**Job**
Write the data out again, exactly as given.

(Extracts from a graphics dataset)
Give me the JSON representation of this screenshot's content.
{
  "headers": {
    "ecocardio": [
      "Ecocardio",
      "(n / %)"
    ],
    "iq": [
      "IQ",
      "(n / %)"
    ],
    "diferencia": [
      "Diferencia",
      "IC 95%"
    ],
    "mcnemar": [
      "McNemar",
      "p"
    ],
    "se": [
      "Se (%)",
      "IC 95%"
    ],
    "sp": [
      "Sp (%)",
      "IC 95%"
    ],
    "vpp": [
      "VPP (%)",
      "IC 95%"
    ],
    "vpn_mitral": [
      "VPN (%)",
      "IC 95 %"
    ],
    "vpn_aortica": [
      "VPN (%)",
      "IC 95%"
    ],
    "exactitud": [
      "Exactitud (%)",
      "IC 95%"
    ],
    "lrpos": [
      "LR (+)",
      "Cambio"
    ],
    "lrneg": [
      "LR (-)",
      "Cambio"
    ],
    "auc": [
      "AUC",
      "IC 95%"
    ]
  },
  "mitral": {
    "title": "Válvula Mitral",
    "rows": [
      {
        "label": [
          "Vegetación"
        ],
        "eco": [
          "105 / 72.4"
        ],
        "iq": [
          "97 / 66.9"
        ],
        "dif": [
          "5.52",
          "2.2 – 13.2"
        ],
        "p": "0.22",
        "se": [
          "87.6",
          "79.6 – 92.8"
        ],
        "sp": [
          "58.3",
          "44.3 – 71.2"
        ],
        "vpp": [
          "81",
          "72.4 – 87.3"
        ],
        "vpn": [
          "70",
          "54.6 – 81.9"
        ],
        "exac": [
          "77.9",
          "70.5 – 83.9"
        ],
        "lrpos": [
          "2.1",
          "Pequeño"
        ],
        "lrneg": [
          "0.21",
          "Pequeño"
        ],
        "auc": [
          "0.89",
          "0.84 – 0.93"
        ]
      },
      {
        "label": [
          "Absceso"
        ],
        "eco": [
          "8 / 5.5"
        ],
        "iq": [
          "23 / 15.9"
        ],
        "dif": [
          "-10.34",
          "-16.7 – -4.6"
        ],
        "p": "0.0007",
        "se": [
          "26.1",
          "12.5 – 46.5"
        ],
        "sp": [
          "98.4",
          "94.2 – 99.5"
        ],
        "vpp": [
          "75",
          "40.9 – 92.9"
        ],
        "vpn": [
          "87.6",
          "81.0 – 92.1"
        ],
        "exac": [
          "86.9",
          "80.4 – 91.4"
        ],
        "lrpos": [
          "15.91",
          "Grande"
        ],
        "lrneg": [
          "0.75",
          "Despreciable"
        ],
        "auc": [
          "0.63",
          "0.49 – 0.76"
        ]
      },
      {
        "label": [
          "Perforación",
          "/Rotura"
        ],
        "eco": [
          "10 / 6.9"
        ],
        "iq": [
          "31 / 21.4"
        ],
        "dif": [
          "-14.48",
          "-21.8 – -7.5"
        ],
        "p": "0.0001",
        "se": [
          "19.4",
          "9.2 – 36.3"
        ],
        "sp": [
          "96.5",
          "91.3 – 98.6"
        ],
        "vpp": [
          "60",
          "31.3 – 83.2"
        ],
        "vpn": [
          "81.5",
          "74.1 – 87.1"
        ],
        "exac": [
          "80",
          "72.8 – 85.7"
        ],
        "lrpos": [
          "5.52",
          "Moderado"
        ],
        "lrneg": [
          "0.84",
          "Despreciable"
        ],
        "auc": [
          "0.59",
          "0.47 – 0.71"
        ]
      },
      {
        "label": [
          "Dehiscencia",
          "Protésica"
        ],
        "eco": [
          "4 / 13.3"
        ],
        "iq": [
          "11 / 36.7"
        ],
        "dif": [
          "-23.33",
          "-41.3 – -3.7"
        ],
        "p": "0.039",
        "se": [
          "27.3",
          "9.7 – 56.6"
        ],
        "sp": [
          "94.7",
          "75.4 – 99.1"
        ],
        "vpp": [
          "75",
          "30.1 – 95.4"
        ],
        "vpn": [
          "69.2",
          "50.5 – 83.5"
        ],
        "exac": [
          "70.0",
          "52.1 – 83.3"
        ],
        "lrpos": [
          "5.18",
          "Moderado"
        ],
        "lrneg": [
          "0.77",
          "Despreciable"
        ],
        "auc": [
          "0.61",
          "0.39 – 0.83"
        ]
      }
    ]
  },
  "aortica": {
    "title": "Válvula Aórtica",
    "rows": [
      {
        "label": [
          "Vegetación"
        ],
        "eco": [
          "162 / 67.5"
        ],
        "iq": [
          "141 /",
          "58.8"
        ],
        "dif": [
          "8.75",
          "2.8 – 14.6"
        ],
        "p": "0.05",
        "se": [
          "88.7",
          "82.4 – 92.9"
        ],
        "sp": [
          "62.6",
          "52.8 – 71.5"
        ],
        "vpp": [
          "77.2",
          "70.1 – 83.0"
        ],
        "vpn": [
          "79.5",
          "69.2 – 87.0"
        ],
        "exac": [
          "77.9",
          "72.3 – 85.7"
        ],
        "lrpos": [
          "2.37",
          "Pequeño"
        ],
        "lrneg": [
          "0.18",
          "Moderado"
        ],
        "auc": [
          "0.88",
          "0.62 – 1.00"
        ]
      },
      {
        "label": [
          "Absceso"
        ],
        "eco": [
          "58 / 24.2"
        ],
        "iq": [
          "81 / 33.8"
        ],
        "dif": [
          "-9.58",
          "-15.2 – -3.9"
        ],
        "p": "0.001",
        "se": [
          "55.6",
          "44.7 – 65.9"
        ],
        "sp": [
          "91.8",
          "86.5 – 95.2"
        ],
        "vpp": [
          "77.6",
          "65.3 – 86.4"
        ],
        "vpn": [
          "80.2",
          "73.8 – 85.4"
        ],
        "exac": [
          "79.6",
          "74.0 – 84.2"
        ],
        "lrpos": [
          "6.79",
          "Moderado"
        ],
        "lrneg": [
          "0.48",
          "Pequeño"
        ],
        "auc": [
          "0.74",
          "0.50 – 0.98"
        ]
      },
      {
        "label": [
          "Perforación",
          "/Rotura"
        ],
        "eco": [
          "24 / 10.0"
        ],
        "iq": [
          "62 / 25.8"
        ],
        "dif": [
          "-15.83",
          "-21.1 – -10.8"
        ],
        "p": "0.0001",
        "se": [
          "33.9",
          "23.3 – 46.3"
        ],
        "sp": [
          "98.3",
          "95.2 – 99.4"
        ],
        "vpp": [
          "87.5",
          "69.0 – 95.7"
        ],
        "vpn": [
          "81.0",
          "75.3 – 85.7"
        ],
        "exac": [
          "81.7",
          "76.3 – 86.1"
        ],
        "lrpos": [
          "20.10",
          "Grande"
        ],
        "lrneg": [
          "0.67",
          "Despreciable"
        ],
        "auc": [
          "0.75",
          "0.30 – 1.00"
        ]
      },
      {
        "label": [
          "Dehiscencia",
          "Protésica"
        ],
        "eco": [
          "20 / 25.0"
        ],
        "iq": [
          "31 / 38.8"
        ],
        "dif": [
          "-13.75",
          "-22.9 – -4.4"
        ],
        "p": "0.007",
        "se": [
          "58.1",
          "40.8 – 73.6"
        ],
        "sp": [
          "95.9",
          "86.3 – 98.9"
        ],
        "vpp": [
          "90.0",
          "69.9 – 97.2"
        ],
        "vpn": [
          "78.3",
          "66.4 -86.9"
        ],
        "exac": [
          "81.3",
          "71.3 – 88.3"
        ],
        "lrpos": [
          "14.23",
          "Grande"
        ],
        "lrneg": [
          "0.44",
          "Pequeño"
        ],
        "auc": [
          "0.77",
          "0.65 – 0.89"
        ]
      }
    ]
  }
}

**Result for this exercise**
Give me the JSON representation of this screenshot's content.
{
  "headers": {
    "ecocardio": [
      "Ecocardio",
      "(n / %)"
    ],
    "iq": [
      "IQ",
      "(n / %)"
    ],
    "diferencia": [
      "Diferencia",
      "IC 95%"
    ],
    "mcnemar": [
      "McNemar",
      "p"
    ],
    "se": [
      "Se (%)",
      "IC 95%"
    ],
    "sp": [
      "Sp (%)",
      "IC 95%"
    ],
    "vpp": [
      "VPP (%)",
      "IC 95%"
    ],
    "vpn_mitral": [
      "VPN (%)",
      "IC 95 %"
    ],
    "vpn_aortica": [
      "VPN (%)",
      "IC 95%"
    ],
    "exactitud": [
      "Exactitud (%)",
      "IC 95%"
    ],
    "lrpos": [
      "LR (+)",
      "Cambio"
    ],
    "lrneg": [
      "LR (-)",
      "Cambio"
    ],
    "auc": [
      "AUC",
      "IC 95%"
    ]
  },
  "mitral": {
    "title": "Válvula Mitral",
    "rows": [
      {
        "label": [
          "Vegetación"
        ],
        "eco": [
          "105 / 72.4"
        ],
        "iq": [
          "97 / 66.9"
        ],
        "dif": [
          "5.52",
          "2.2 – 13.2"
        ],
        "p": "0.22",
        "se": [
          "87.6",
          "79.6 – 92.8"
        ],
        "sp": [
          "58.3",
          "44.3 – 71.2"
        ],
        "vpp": [
          "81",
          "72.4 – 87.3"
        ],
        "vpn": [
          "70",
          "54.6 – 81.9"
        ],
        "exac": [
          "77.9",
          "70.5 – 83.9"
        ],
        "lrpos": [
          "2.1",
          "Pequeño"
        ],
        "lrneg": [
          "0.21",
          "Pequeño"
        ],
        "auc": [
          "0.89",
          "0.84 – 0.93"
        ]
      },
      {
        "label": [
          "Absceso"
        ],
        "eco": [
          "8 / 5.5"
        ],
        "iq": [
          "23 / 15.9"
        ],
        "dif": [
          "-10.34",
          "-16.7 – -4.6"
        ],
        "p": "0.0007",
        "se": [
          "26.1",
          "12.5 – 46.5"
        ],
        "sp": [
          "98.4",
          "94.2 – 99.5"
        ],
        "vpp": [
          "75",
          "40.9 – 92.9"
        ],
        "vpn": [
          "87.6",
          "81.0 – 92.1"
        ],
        "exac": [
          "86.9",
          "80.4 – 91.4"
        ],
        "lrpos": [
          "15.91",
          "Grande"
        ],
        "lrneg": [
          "0.75",
          "Despreciable"
        ],
        "auc": [
          "0.63",
          "0.49 – 0.76"
        ]
      },
      {
        "label": [
          "Perforación",
          "/Rotura"
        ],
        "eco": [
          "10 / 6.9"
        ],
        "iq": [
          "31 / 21.4"
        ],
        "dif": [
          "-14.48",
          "-21.8 – -7.5"
        ],
        "p": "0.0001",
        "se": [
          "19.4",
          "9.2 – 36.3"
        ],
        "sp": [
          "96.5",
          "91.3 – 98.6"
        ],
        "vpp": [
          "60",
          "31.3 – 83.2"
        ],
        "vpn": [
          "81.5",
          "74.1 – 87.1"
        ],
        "exac": [
          "80",
          "72.8 – 85.7"
        ],
        "lrpos": [
          "5.52",
          "Moderado"
        ],
        "lrneg": [
          "0.84",
          "Despreciable"
        ],
        "auc": [
          "0.59",
          "0.47 – 0.71"
        ]
      },
      {
        "label": [
          "Dehiscencia",
          "Protésica"
        ],
        "eco": [
          "4 / 13.3"
        ],
        "iq": [
          "11 / 36.7"
        ],
        "dif": [
          "-23.33",
          "-41.3 – -3.7"
        ],
        "p": "0.039",
        "se": [
          "27.3",
          "9.7 – 56.6"
        ],
        "sp": [
          "94.7",
          "75.4 – 99.1"
        ],
        "vpp": [
          "75",
          "30.1 – 95.4"
        ],
        "vpn": [
          "69.2",
          "50.5 – 83.5"
        ],
        "exac": [
          "70.0",
          "52.1 – 83.3"
        ],
        "lrpos": [
          "5.18",
          "Moderado"
        ],
        "lrneg": [
          "0.77",
          "Despreciable"
        ],
        "auc": [
          "0.61",
          "0.39 – 0.83"
        ]
      }
    ]
  },
  "aortica": {
    "title": "Válvula Aórtica",
    "rows": [
      {
        "label": [
          "Vegetación"
        ],
        "eco": [
          "162 / 67.5"
        ],
        "iq": [
          "141 /",
          "58.8"
        ],
        "dif": [
          "8.75",
          "2.8 – 14.6"
        ],
        "p": "0.05",
        "se": [
          "88.7",
          "82.4 – 92.9"
        ],
        "sp": [
          "62.6",
          "52.8 – 71.5"
        ],
        "vpp": [
          "77.2",
          "70.1 – 83.0"
        ],
        "vpn": [
          "79.5",
          "69.2 – 87.0"
        ],
        "exac": [
          "77.9",
          "72.3 – 85.7"
        ],
        "lrpos": [
          "2.37",
          "Pequeño"
        ],
        "lrneg": [
          "0.18",
          "Moderado"
        ],
        "auc": [
          "0.88",
          "0.62 – 1.00"
        ]
      },
      {
        "label": [
          "Absceso"
        ],
        "eco": [
          "58 / 24.2"
        ],
        "iq": [
          "81 / 33.8"
        ],
        "dif": [
          "-9.58",
          "-15.2 – -3.9"
        ],
        "p": "0.001",
        "se": [
          "55.6",
          "44.7 – 65.9"
        ],
        "sp": [
          "91.8",
          "86.5 – 95.2"
        ],
        "vpp": [
          "77.6",
          "65.3 – 86.4"
        ],
        "vpn": [
          "80.2",
          "73.8 – 85.4"
        ],
        "exac": [
          "79.6",
          "74.0 – 84.2"
        ],
        "lrpos": [
          "6.79",
          "Moderado"
        ],
        "lrneg": [
          "0.48",
          "Pequeño"
        ],
        "auc": [
          "0.74",
          "0.50 – 0.98"
        ]
      },
      {
        "label": [
          "Perforación",
          "/Rotura"
        ],
        "eco": [
          "24 / 10.0"
        ],
        "iq": [
          "62 / 25.8"
        ],
        "dif": [
          "-15.83",
          "-21.1 – -10.8"
        ],
        "p": "0.0001",
        "se": [
          "33.9",
          "23.3 – 46.3"
        ],
        "sp": [
          "98.3",
          "95.2 – 99.4"
        ],
        "vpp": [
          "87.5",
          "69.0 – 95.7"
        ],
        "vpn": [
          "81.0",
          "75.3 – 85.7"
        ],
        "exac": [
          "81.7",
          "76.3 – 86.1"
        ],
        "lrpos": [
          "20.10",
          "Grande"
        ],
        "lrneg": [
          "0.67",
          "Despreciable"
        ],
        "auc": [
          "0.75",
          "0.30 – 1.00"
        ]
      },
      {
        "label": [
          "Dehiscencia",
          "Protésica"
        ],
        "eco": [
          "20 / 25.0"
        ],
        "iq": [
          "31 / 38.8"
        ],
        "dif": [
          "-13.75",
          "-22.9 – -4.4"
        ],
        "p": "0.007",
        "se": [
          "58.1",
          "40.8 – 73.6"
        ],
        "sp": [
          "95.9",
          "86.3 – 98.9"
        ],
        "vpp": [
          "90.0",
          "69.9 – 97.2"
        ],
        "vpn": [
          "78.3",
          "66.4 -86.9"
        ],
        "exac": [
          "81.3",
          "71.3 – 88.3"
        ],
        "lrpos": [
          "14.23",
          "Grande"
        ],
        "lrneg": [
          "0.44",
          "Pequeño"
        ],
        "auc": [
          "0.77",
          "0.65 – 0.89"
        ]
      }
    ]
  }
}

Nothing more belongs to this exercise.